### Work to do
Lift every line from the entries that includes the word "syöttökortin".
** begin Provided material **
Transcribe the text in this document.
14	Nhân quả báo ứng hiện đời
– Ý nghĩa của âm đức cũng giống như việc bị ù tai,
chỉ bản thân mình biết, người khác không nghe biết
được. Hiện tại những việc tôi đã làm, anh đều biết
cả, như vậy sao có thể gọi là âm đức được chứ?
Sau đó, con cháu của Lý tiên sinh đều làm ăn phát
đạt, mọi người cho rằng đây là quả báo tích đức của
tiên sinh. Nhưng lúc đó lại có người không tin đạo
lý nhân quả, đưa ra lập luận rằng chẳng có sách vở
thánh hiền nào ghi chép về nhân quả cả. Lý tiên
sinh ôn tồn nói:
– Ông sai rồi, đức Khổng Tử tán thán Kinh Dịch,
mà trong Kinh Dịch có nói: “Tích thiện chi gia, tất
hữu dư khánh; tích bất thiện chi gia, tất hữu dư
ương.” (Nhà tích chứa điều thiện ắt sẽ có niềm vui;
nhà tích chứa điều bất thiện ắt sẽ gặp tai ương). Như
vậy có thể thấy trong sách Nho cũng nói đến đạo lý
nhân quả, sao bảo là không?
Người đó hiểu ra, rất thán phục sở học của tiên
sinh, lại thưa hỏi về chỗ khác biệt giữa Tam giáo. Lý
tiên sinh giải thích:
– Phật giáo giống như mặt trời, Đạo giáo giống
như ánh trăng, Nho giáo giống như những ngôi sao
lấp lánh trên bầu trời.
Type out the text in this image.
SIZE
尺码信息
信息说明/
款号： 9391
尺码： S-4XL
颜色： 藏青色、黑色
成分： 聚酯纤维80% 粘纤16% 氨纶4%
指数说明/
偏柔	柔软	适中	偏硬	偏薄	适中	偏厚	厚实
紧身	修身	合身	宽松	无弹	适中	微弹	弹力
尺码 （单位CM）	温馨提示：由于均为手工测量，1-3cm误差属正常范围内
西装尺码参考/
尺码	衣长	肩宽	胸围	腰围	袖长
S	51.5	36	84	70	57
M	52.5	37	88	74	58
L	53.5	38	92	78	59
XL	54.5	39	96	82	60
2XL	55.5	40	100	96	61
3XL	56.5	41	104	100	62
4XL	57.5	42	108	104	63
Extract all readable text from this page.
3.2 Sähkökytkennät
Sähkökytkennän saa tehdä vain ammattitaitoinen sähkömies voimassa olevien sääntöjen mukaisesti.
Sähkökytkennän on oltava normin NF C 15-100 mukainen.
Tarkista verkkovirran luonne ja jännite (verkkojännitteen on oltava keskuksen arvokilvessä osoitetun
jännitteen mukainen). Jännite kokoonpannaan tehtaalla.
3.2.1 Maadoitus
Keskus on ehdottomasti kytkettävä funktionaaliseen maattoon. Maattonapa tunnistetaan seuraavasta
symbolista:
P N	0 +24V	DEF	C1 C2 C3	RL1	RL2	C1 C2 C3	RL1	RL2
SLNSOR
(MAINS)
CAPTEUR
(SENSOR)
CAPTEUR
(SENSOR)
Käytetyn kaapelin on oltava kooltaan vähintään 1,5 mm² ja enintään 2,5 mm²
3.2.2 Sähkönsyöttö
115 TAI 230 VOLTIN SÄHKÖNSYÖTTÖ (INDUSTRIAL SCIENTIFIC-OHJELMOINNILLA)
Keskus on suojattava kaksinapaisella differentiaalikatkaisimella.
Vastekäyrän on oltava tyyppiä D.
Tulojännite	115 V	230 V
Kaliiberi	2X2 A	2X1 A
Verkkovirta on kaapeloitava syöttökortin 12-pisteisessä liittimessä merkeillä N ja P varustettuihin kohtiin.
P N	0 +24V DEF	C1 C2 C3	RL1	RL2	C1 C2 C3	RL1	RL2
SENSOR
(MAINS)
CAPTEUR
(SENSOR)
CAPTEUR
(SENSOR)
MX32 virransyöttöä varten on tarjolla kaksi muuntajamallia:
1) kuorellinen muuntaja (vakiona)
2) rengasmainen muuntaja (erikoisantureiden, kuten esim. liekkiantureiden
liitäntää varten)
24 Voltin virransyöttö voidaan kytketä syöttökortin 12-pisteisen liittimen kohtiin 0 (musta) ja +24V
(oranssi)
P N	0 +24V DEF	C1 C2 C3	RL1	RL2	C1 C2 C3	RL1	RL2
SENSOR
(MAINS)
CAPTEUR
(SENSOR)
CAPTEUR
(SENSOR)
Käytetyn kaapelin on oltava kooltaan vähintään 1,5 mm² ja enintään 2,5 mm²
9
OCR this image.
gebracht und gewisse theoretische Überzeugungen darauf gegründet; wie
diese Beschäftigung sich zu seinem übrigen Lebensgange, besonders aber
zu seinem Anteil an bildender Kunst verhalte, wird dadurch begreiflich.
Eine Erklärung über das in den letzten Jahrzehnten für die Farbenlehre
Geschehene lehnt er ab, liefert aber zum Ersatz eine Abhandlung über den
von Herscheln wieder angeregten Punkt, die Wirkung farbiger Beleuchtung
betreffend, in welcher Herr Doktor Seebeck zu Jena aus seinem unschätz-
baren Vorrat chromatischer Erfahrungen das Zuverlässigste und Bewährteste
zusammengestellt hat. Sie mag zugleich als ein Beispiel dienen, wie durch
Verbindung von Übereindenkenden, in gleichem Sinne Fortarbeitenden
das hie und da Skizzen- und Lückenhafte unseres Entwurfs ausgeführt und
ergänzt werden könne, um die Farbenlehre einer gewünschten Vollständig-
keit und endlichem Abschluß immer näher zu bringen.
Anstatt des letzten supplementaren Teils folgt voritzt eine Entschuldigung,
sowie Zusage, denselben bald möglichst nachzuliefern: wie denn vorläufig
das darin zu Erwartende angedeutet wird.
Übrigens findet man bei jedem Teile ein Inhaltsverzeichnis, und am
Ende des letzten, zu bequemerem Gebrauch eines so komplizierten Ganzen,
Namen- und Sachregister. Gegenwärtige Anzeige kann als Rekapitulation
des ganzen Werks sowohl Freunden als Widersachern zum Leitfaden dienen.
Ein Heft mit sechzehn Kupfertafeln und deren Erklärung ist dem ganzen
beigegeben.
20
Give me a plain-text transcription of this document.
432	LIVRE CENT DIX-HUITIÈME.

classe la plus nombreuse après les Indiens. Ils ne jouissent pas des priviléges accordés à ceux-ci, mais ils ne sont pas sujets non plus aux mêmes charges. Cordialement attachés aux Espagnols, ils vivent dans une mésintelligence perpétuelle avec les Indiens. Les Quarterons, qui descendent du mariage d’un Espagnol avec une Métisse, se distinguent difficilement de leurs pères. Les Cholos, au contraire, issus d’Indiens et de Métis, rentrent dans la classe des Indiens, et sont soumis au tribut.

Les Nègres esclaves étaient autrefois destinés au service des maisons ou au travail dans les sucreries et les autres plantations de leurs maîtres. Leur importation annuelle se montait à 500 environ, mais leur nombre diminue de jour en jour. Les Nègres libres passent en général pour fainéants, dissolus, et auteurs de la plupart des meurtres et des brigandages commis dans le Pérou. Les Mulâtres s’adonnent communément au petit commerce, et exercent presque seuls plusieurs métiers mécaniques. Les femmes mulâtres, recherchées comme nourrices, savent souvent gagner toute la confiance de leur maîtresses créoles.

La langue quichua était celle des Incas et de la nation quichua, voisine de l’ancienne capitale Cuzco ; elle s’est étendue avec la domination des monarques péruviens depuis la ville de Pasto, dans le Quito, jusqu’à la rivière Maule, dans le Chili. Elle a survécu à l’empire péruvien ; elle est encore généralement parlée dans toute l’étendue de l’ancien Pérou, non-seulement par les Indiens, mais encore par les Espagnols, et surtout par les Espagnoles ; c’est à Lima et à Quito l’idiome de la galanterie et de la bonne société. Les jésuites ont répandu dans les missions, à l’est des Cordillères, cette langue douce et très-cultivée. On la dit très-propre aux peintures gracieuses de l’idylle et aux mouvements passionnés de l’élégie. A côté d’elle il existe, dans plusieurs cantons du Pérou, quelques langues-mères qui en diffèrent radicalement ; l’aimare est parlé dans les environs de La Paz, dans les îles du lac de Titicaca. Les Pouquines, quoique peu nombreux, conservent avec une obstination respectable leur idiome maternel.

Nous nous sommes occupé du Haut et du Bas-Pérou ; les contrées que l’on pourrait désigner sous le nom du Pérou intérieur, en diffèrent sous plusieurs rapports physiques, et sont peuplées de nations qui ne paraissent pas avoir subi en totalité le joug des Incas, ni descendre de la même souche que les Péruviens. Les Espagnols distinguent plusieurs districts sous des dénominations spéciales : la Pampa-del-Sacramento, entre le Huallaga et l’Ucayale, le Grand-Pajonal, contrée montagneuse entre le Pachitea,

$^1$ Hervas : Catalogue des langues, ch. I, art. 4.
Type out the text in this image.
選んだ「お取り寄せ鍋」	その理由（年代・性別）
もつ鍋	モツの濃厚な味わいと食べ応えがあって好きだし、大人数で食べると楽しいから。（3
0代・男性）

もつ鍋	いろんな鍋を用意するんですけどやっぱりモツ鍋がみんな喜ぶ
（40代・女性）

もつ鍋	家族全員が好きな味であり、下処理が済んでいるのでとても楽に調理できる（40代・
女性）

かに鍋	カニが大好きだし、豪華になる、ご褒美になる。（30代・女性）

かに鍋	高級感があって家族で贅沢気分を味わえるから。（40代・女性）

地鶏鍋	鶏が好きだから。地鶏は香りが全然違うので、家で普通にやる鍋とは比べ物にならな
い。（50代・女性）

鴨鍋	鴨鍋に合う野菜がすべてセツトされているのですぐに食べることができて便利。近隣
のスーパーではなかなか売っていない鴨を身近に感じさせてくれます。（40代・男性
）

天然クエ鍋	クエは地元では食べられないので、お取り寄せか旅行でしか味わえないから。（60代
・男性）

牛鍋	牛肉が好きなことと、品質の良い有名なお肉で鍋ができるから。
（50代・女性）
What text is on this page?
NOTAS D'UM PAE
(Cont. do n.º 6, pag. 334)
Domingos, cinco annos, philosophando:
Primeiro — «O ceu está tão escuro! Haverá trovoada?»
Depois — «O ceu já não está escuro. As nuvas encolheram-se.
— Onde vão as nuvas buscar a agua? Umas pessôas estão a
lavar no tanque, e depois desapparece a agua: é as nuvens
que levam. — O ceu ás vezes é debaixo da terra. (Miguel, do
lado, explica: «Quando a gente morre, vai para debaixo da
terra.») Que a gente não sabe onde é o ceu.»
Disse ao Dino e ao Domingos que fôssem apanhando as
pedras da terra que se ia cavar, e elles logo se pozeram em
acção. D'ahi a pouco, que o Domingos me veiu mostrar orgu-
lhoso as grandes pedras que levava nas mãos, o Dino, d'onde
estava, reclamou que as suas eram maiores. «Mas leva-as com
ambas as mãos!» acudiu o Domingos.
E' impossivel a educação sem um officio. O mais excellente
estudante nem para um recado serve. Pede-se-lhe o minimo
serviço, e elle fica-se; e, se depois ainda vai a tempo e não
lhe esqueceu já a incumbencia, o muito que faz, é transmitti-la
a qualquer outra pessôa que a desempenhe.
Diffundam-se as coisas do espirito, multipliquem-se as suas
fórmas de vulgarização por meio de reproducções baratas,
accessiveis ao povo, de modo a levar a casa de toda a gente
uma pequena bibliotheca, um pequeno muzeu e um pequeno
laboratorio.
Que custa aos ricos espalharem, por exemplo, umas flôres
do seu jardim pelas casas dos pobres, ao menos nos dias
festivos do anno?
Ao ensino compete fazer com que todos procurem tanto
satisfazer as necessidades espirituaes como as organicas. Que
** end Provided material **
### Solution below
Verkkovirta on kaapeloitava syöttökortin 12-pisteisessä liittimessä merkeillä N ja P varustettuihin kohtiin.
24 Voltin virransyöttö voidaan kytketä syöttökortin 12-pisteisen liittimen kohtiin 0 (musta) ja +24V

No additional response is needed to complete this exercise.